Scan the records and identify every line in which the string "هريرة" occurs, then return those lines.

## BEGIN

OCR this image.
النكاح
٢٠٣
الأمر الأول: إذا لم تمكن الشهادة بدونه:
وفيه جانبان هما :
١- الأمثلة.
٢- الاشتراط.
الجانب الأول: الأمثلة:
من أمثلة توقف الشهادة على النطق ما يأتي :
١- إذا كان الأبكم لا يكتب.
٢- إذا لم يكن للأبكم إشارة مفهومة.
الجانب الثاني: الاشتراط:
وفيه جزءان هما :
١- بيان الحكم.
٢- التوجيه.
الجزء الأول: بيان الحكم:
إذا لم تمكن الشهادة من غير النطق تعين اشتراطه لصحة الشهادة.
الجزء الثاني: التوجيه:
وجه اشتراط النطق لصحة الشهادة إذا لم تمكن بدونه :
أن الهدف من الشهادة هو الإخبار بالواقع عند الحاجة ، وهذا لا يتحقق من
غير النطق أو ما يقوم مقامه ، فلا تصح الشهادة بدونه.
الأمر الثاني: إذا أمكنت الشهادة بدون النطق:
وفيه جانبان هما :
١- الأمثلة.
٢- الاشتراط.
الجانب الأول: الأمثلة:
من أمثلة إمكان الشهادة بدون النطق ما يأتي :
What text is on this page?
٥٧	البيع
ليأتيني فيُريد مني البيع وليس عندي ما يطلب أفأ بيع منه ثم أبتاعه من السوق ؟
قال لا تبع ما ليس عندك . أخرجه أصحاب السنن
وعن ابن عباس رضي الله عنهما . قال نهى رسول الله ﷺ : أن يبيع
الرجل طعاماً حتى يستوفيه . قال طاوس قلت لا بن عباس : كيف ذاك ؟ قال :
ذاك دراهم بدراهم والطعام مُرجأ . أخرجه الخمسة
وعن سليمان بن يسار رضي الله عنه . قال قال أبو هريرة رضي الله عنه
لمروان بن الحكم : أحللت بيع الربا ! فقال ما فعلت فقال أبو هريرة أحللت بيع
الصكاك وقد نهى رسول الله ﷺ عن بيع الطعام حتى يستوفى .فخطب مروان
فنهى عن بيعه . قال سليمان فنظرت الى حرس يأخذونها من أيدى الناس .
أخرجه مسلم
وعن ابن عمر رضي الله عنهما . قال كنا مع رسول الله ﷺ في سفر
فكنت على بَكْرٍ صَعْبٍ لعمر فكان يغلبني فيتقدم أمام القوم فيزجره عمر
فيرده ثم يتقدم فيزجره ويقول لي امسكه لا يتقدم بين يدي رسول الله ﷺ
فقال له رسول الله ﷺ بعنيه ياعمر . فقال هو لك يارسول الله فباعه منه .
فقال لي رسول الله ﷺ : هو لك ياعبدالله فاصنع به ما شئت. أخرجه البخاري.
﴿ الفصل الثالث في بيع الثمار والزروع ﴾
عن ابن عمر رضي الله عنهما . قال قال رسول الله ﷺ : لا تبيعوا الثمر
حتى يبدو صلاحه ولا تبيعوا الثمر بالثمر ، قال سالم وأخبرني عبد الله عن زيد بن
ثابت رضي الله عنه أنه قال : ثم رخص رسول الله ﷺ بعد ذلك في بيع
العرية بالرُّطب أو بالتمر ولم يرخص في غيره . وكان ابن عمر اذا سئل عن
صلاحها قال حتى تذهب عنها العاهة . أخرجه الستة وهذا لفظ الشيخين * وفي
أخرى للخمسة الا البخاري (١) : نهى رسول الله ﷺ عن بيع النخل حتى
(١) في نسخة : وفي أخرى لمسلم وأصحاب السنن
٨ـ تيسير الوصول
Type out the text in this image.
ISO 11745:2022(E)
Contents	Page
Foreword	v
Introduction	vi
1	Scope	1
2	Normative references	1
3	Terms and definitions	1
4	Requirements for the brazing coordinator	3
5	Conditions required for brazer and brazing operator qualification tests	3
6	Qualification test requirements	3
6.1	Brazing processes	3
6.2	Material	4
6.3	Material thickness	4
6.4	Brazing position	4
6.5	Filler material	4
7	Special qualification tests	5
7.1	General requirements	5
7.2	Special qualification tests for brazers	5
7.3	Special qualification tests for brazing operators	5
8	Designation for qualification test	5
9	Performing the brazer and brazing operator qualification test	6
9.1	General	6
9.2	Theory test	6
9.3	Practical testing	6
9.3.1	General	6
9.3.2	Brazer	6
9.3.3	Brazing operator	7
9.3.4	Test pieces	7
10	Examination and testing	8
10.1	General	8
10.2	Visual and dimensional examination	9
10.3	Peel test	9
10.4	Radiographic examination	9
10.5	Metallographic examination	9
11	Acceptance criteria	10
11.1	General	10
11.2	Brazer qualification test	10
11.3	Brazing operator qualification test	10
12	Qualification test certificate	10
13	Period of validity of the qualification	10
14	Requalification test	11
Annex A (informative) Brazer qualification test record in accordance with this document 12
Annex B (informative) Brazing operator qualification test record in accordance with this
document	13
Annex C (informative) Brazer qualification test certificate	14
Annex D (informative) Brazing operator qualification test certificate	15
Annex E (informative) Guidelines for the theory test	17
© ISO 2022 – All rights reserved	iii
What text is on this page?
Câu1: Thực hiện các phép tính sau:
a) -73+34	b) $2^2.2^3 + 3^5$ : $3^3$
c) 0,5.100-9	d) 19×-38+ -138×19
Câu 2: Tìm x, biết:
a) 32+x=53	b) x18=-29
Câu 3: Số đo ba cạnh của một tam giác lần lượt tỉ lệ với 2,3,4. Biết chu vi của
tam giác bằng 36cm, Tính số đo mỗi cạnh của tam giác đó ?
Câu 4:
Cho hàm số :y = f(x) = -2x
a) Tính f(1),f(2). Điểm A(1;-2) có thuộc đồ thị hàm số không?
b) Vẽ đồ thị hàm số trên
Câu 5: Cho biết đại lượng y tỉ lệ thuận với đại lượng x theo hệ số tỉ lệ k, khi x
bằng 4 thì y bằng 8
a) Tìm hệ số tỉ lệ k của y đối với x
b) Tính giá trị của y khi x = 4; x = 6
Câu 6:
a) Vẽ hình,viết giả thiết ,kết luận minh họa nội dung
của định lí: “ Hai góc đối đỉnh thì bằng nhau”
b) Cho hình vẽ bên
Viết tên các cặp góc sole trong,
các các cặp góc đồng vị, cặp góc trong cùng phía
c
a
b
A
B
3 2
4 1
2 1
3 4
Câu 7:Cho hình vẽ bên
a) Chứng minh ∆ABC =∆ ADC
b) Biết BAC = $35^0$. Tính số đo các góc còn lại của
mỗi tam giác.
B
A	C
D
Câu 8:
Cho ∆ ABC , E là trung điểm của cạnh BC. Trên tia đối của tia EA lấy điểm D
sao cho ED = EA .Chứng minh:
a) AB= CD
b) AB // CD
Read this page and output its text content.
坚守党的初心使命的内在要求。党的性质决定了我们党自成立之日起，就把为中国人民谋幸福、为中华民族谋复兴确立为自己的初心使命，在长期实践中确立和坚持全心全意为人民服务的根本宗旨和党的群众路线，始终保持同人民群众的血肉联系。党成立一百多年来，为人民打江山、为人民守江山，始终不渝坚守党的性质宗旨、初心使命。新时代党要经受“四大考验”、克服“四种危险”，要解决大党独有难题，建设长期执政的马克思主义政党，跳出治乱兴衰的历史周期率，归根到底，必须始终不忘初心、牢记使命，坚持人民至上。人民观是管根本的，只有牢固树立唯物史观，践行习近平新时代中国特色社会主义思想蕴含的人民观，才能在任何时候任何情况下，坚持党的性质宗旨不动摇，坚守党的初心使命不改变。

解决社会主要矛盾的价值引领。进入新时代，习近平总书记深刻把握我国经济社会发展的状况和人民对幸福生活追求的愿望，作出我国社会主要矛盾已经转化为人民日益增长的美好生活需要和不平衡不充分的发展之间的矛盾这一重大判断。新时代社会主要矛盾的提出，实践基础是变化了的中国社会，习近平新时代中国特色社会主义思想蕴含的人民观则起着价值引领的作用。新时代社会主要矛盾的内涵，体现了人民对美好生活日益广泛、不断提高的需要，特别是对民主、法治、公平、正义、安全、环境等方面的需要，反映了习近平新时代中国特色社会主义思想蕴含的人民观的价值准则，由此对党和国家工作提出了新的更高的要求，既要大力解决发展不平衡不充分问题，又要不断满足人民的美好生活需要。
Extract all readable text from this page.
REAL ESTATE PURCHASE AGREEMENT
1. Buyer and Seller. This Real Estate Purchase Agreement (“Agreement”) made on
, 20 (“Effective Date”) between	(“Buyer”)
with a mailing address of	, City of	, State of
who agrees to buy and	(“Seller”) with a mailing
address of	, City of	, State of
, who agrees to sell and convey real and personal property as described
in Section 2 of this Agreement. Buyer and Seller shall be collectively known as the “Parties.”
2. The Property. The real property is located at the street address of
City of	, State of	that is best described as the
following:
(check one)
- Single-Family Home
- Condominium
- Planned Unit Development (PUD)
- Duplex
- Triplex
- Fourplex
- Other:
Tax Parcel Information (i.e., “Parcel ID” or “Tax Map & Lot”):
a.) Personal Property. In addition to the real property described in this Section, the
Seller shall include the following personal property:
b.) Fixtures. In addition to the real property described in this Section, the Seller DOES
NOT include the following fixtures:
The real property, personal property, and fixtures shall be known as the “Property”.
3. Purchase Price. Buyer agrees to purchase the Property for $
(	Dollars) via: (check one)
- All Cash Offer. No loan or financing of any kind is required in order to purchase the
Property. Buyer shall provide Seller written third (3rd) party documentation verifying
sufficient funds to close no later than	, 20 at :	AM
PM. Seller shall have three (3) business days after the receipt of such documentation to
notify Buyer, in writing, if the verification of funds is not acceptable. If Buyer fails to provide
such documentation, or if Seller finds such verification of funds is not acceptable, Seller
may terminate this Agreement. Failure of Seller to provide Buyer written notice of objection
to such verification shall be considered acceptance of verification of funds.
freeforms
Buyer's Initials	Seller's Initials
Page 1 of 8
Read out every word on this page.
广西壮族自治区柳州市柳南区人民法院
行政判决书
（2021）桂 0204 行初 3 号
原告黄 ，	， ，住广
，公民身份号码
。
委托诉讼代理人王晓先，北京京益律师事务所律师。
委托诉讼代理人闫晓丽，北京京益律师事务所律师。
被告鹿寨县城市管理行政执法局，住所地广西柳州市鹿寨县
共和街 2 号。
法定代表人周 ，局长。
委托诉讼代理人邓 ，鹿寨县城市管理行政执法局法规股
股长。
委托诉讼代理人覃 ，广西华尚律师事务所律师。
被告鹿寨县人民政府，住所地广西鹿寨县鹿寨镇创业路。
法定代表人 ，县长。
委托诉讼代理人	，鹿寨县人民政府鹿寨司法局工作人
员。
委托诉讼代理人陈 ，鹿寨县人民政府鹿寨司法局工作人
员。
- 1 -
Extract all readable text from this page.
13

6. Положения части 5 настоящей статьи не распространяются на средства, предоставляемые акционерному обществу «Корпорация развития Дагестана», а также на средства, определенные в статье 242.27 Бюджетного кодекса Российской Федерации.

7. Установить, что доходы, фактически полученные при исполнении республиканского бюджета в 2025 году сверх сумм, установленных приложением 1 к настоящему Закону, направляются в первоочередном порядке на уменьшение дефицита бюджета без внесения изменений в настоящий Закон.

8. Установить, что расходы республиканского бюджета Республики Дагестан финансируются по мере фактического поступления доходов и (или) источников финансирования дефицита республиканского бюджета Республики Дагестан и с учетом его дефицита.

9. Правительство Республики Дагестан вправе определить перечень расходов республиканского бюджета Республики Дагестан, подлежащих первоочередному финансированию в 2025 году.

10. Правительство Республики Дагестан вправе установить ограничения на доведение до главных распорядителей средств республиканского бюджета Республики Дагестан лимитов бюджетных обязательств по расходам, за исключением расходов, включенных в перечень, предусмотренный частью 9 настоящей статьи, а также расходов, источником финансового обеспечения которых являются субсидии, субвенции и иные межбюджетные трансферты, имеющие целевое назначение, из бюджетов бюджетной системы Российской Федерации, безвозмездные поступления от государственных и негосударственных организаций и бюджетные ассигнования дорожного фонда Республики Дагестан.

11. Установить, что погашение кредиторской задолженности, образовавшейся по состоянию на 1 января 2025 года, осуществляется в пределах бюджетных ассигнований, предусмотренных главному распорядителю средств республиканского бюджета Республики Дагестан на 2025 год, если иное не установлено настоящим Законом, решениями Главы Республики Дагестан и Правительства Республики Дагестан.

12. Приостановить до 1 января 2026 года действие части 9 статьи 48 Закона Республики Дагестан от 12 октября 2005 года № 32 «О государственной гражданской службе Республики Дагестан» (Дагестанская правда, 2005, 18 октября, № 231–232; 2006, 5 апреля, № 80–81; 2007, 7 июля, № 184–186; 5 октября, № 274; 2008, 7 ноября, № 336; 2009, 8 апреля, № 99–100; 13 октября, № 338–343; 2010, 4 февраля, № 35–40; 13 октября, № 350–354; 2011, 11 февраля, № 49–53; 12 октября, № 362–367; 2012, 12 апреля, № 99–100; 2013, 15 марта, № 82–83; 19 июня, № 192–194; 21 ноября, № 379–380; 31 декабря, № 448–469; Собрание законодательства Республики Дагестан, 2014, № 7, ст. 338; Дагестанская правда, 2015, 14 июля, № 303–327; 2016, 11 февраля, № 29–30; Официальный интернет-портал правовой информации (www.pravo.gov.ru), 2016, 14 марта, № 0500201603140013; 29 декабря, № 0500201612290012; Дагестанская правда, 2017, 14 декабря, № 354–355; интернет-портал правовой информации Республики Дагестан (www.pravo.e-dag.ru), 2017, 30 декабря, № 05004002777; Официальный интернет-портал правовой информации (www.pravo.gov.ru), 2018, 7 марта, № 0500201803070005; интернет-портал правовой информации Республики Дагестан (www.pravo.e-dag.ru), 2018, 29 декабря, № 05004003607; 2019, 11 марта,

## END

:: REPLY TO THE TASK ::
وعن سليمان بن يسار رضي الله عنه . قال قال أبو هريرة رضي الله عنه
لمروان بن الحكم : أحللت بيع الربا ! فقال ما فعلت فقال أبو هريرة أحللت بيع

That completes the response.